=== WRITTEN EXERCISE ===
Copy each line below in which the word "this" occurs.

=== DATASET CONTENT ===
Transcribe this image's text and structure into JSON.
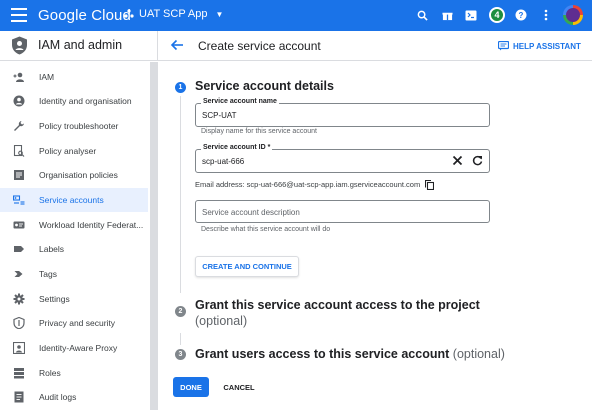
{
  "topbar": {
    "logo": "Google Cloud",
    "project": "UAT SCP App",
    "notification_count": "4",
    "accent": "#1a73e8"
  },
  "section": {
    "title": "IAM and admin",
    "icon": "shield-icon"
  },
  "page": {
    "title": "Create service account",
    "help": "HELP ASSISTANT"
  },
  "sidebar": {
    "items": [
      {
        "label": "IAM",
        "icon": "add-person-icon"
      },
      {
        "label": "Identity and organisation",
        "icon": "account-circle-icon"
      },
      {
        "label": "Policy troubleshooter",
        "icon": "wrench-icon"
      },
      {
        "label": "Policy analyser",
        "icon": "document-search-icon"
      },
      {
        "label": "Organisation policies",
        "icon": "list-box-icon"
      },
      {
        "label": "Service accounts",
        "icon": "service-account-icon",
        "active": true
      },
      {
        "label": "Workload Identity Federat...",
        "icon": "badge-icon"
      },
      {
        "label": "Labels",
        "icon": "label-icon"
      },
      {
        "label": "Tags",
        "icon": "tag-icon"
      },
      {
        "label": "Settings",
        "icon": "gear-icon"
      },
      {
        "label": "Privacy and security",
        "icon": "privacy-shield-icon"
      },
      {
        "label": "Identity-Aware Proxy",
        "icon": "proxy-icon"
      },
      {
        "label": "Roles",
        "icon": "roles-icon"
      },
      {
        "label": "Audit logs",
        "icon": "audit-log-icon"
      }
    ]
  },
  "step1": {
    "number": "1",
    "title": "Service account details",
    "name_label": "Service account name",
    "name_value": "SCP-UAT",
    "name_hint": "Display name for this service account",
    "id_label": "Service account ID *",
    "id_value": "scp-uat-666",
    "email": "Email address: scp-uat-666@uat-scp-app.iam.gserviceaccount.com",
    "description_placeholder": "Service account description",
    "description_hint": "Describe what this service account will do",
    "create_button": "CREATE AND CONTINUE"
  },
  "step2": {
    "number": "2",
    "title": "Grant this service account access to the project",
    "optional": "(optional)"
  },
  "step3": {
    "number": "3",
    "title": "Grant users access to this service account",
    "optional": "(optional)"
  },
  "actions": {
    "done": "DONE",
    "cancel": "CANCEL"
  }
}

=== ANSWER FOR THE TASK ===
Transcribe this image's text and structure into JSON.
    "name_hint": "Display name for this service account",
    "description_hint": "Describe what this service account will do",
    "title": "Grant this service account access to the project",
    "title": "Grant users access to this service account",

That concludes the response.